_TASK TO CARRY OUT_
Work out how many lines include "note" and answer with that number only.
** START OF RECORDS SHOWN **
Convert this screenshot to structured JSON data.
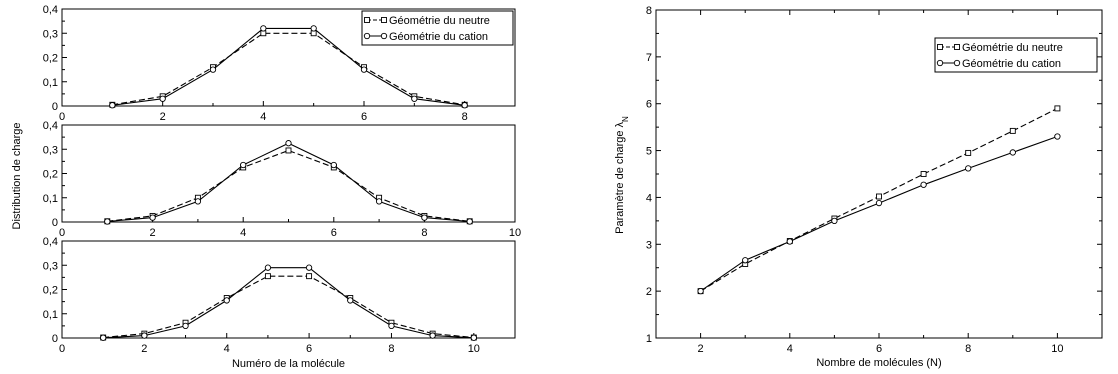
{
  "chart_data": [
    {
      "type": "line",
      "title": "",
      "xlabel": "",
      "ylabel": "",
      "xlim": [
        0,
        9
      ],
      "ylim": [
        0,
        0.4
      ],
      "xticks": [
        "0",
        "2",
        "4",
        "6",
        "8"
      ],
      "yticks": [
        "0",
        "0,1",
        "0,2",
        "0,3",
        "0,4"
      ],
      "legend": "top-right",
      "series": [
        {
          "name": "Géométrie du neutre",
          "style": "dashed",
          "marker": "square",
          "x": [
            1,
            2,
            3,
            4,
            5,
            6,
            7,
            8
          ],
          "y": [
            0.005,
            0.04,
            0.16,
            0.3,
            0.3,
            0.16,
            0.04,
            0.005
          ]
        },
        {
          "name": "Géométrie du cation",
          "style": "solid",
          "marker": "circle",
          "x": [
            1,
            2,
            3,
            4,
            5,
            6,
            7,
            8
          ],
          "y": [
            0.003,
            0.03,
            0.15,
            0.32,
            0.32,
            0.15,
            0.03,
            0.003
          ]
        }
      ]
    },
    {
      "type": "line",
      "title": "",
      "xlabel": "",
      "ylabel": "Distribution de charge",
      "xlim": [
        0,
        10
      ],
      "ylim": [
        0,
        0.4
      ],
      "xticks": [
        "0",
        "2",
        "4",
        "6",
        "8",
        "10"
      ],
      "yticks": [
        "0",
        "0,1",
        "0,2",
        "0,3",
        "0,4"
      ],
      "series": [
        {
          "name": "Géométrie du neutre",
          "style": "dashed",
          "marker": "square",
          "x": [
            1,
            2,
            3,
            4,
            5,
            6,
            7,
            8,
            9
          ],
          "y": [
            0.003,
            0.025,
            0.1,
            0.225,
            0.295,
            0.225,
            0.1,
            0.025,
            0.003
          ]
        },
        {
          "name": "Géométrie du cation",
          "style": "solid",
          "marker": "circle",
          "x": [
            1,
            2,
            3,
            4,
            5,
            6,
            7,
            8,
            9
          ],
          "y": [
            0.002,
            0.018,
            0.085,
            0.235,
            0.325,
            0.235,
            0.085,
            0.018,
            0.002
          ]
        }
      ]
    },
    {
      "type": "line",
      "title": "",
      "xlabel": "Numéro de la molécule",
      "ylabel": "",
      "xlim": [
        0,
        11
      ],
      "ylim": [
        0,
        0.4
      ],
      "xticks": [
        "0",
        "2",
        "4",
        "6",
        "8",
        "10"
      ],
      "yticks": [
        "0",
        "0,1",
        "0,2",
        "0,3",
        "0,4"
      ],
      "series": [
        {
          "name": "Géométrie du neutre",
          "style": "dashed",
          "marker": "square",
          "x": [
            1,
            2,
            3,
            4,
            5,
            6,
            7,
            8,
            9,
            10
          ],
          "y": [
            0.002,
            0.018,
            0.063,
            0.165,
            0.255,
            0.255,
            0.165,
            0.063,
            0.018,
            0.002
          ]
        },
        {
          "name": "Géométrie du cation",
          "style": "solid",
          "marker": "circle",
          "x": [
            1,
            2,
            3,
            4,
            5,
            6,
            7,
            8,
            9,
            10
          ],
          "y": [
            0.001,
            0.01,
            0.05,
            0.155,
            0.29,
            0.29,
            0.155,
            0.05,
            0.01,
            0.001
          ]
        }
      ]
    },
    {
      "type": "line",
      "title": "",
      "xlabel": "Nombre de molécules (N)",
      "ylabel": "Paramètre de charge λ",
      "ylabel_sub": "N",
      "xlim": [
        1,
        11
      ],
      "ylim": [
        1,
        8
      ],
      "xticks": [
        "2",
        "4",
        "6",
        "8",
        "10"
      ],
      "yticks": [
        "1",
        "2",
        "3",
        "4",
        "5",
        "6",
        "7",
        "8"
      ],
      "legend": "top-right",
      "series": [
        {
          "name": "Géométrie du neutre",
          "style": "dashed",
          "marker": "square",
          "x": [
            2,
            3,
            4,
            5,
            6,
            7,
            8,
            9,
            10
          ],
          "y": [
            2.0,
            2.58,
            3.07,
            3.55,
            4.02,
            4.5,
            4.95,
            5.42,
            5.9
          ]
        },
        {
          "name": "Géométrie du cation",
          "style": "solid",
          "marker": "circle",
          "x": [
            2,
            3,
            4,
            5,
            6,
            7,
            8,
            9,
            10
          ],
          "y": [
            2.0,
            2.66,
            3.06,
            3.5,
            3.88,
            4.27,
            4.62,
            4.96,
            5.3
          ]
        }
      ]
    }
  ]
}
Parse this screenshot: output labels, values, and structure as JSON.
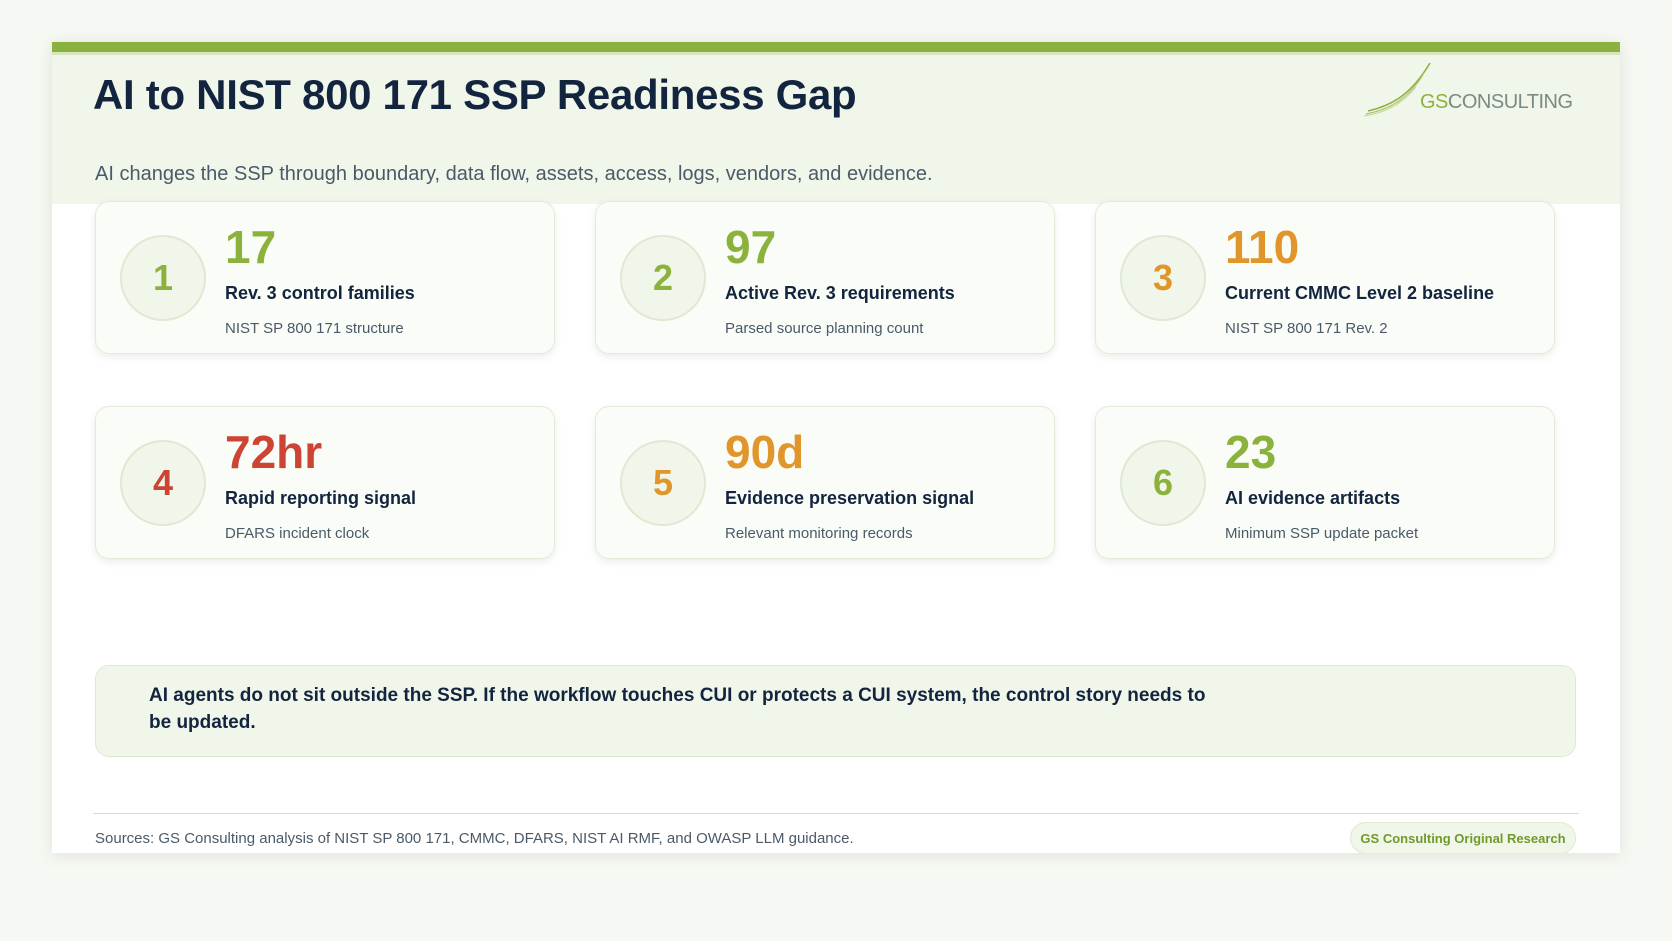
{
  "header": {
    "title": "AI to NIST 800 171 SSP Readiness Gap",
    "subtitle": "AI changes the SSP through boundary, data flow, assets, access, logs, vendors, and evidence.",
    "logo": {
      "gs": "GS",
      "consulting": "CONSULTING"
    }
  },
  "colors": {
    "brand_green": "#8cb23e",
    "amber": "#e0962a",
    "red": "#cc4433",
    "navy": "#13243f"
  },
  "stats": [
    {
      "number": "1",
      "value": "17",
      "label": "Rev. 3 control families",
      "note": "NIST SP 800 171 structure",
      "color": "#8cb23e"
    },
    {
      "number": "2",
      "value": "97",
      "label": "Active Rev. 3 requirements",
      "note": "Parsed source planning count",
      "color": "#8cb23e"
    },
    {
      "number": "3",
      "value": "110",
      "label": "Current CMMC Level 2 baseline",
      "note": "NIST SP 800 171 Rev. 2",
      "color": "#e0962a"
    },
    {
      "number": "4",
      "value": "72hr",
      "label": "Rapid reporting signal",
      "note": "DFARS incident clock",
      "color": "#cc4433"
    },
    {
      "number": "5",
      "value": "90d",
      "label": "Evidence preservation signal",
      "note": "Relevant monitoring records",
      "color": "#e0962a"
    },
    {
      "number": "6",
      "value": "23",
      "label": "AI evidence artifacts",
      "note": "Minimum SSP update packet",
      "color": "#8cb23e"
    }
  ],
  "callout": {
    "text": "AI agents do not sit outside the SSP. If the workflow touches CUI or protects a CUI system, the control story needs to be updated."
  },
  "footer": {
    "sources": "Sources: GS Consulting analysis of NIST SP 800 171, CMMC, DFARS, NIST AI RMF, and OWASP LLM guidance.",
    "badge": "GS Consulting Original Research"
  }
}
** END OF RECORDS SHOWN **
_THE RESPONSE_
6